# Data entries:
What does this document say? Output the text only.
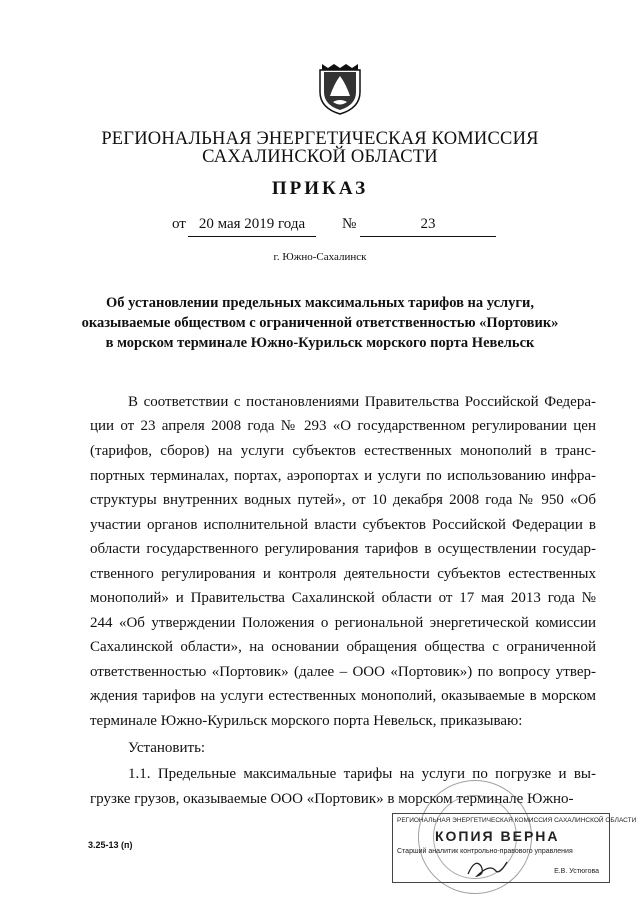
РЕГИОНАЛЬНАЯ ЭНЕРГЕТИЧЕСКАЯ КОМИССИЯ
САХАЛИНСКОЙ ОБЛАСТИ
ПРИКАЗ
от 20 мая 2019 года	№	23
г. Южно-Сахалинск
Об установлении предельных максимальных тарифов на услуги,
оказываемые обществом с ограниченной ответственностью «Портовик»
в морском терминале Южно-Курильск морского порта Невельск
В соответствии с постановлениями Правительства Российской Федера-
ции от 23 апреля 2008 года № 293 «О государственном регулировании цен
(тарифов, сборов) на услуги субъектов естественных монополий в транс-
портных терминалах, портах, аэропортах и услуги по использованию инфра-
структуры внутренних водных путей», от 10 декабря 2008 года № 950 «Об
участии органов исполнительной власти субъектов Российской Федерации в
области государственного регулирования тарифов в осуществлении государ-
ственного регулирования и контроля деятельности субъектов естественных
монополий» и Правительства Сахалинской области от 17 мая 2013 года №
244 «Об утверждении Положения о региональной энергетической комиссии
Сахалинской области», на основании обращения общества с ограниченной
ответственностью «Портовик» (далее – ООО «Портовик») по вопросу утвер-
ждения тарифов на услуги естественных монополий, оказываемые в морском
терминале Южно-Курильск морского порта Невельск, приказываю:
Установить:
1.1. Предельные максимальные тарифы на услуги по погрузке и вы-
грузке грузов, оказываемые ООО «Портовик» в морском терминале Южно-
3.25-13 (п)
РЕГИОНАЛЬНАЯ ЭНЕРГЕТИЧЕСКАЯ КОМИССИЯ САХАЛИНСКОЙ ОБЛАСТИ
КОПИЯ ВЕРНА
Старший аналитик контрольно-правового управления
Е.В. Устюгова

# DIRECTIONS:
Select every line above that contains the word "естественных", and copy it.

# OUTPUT OF THE EXERCISE:
(тарифов, сборов) на услуги субъектов естественных монополий в транс-
ственного регулирования и контроля деятельности субъектов естественных
ждения тарифов на услуги естественных монополий, оказываемые в морском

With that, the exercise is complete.